What needs to be done
Find the lines containing the word "data" and copy every one of them.
[START]
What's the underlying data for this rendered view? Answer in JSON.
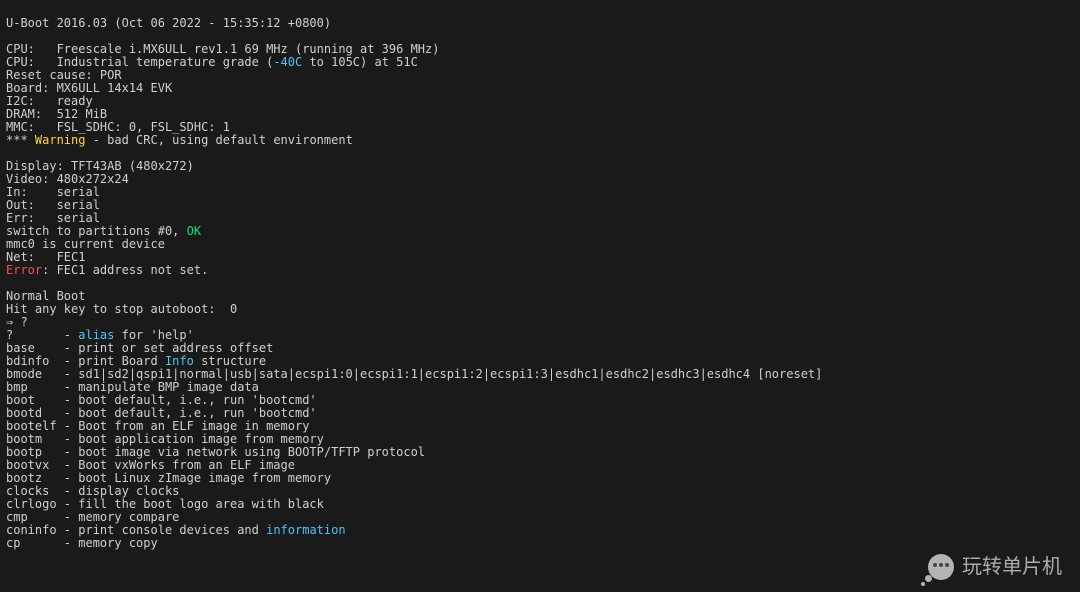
{
  "boot": {
    "header": "U-Boot 2016.03 (Oct 06 2022 - 15:35:12 +0800)",
    "blank1": "",
    "cpu1_pre": "CPU:   Freescale i.MX6ULL rev1.1 69 MHz (running at 396 MHz)",
    "cpu2_pre": "CPU:   Industrial temperature grade (",
    "cpu2_hl": "-40C",
    "cpu2_post": " to 105C) at 51C",
    "reset": "Reset cause: POR",
    "board": "Board: MX6ULL 14x14 EVK",
    "i2c": "I2C:   ready",
    "dram": "DRAM:  512 MiB",
    "mmc": "MMC:   FSL_SDHC: 0, FSL_SDHC: 1",
    "warn_pre": "*** ",
    "warn_hl": "Warning",
    "warn_post": " - bad CRC, using default environment",
    "blank2": "",
    "display": "Display: TFT43AB (480x272)",
    "video": "Video: 480x272x24",
    "in": "In:    serial",
    "out": "Out:   serial",
    "err": "Err:   serial",
    "switch_pre": "switch to partitions #0, ",
    "switch_hl": "OK",
    "mmc0": "mmc0 is current device",
    "net": "Net:   FEC1",
    "error_hl": "Error",
    "error_post": ": FEC1 address not set.",
    "blank3": "",
    "normal": "Normal Boot",
    "autoboot": "Hit any key to stop autoboot:  0",
    "prompt": "⇒ ?",
    "help_q_pre": "?       - ",
    "help_q_hl": "alias",
    "help_q_post": " for 'help'",
    "help_base": "base    - print or set address offset",
    "help_bdinfo_pre": "bdinfo  - print Board ",
    "help_bdinfo_hl": "Info",
    "help_bdinfo_post": " structure",
    "help_bmode": "bmode   - sd1|sd2|qspi1|normal|usb|sata|ecspi1:0|ecspi1:1|ecspi1:2|ecspi1:3|esdhc1|esdhc2|esdhc3|esdhc4 [noreset]",
    "help_bmp": "bmp     - manipulate BMP image data",
    "help_boot": "boot    - boot default, i.e., run 'bootcmd'",
    "help_bootd": "bootd   - boot default, i.e., run 'bootcmd'",
    "help_bootelf": "bootelf - Boot from an ELF image in memory",
    "help_bootm": "bootm   - boot application image from memory",
    "help_bootp": "bootp   - boot image via network using BOOTP/TFTP protocol",
    "help_bootvx": "bootvx  - Boot vxWorks from an ELF image",
    "help_bootz": "bootz   - boot Linux zImage image from memory",
    "help_clocks": "clocks  - display clocks",
    "help_clrlogo": "clrlogo - fill the boot logo area with black",
    "help_cmp": "cmp     - memory compare",
    "help_coninfo_pre": "coninfo - print console devices and ",
    "help_coninfo_hl": "information",
    "help_cp": "cp      - memory copy"
  },
  "watermark": "玩转单片机"
}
[END]
Solution
What's the underlying data for this rendered view? Answer in JSON.
    "help_bmp": "bmp     - manipulate BMP image data",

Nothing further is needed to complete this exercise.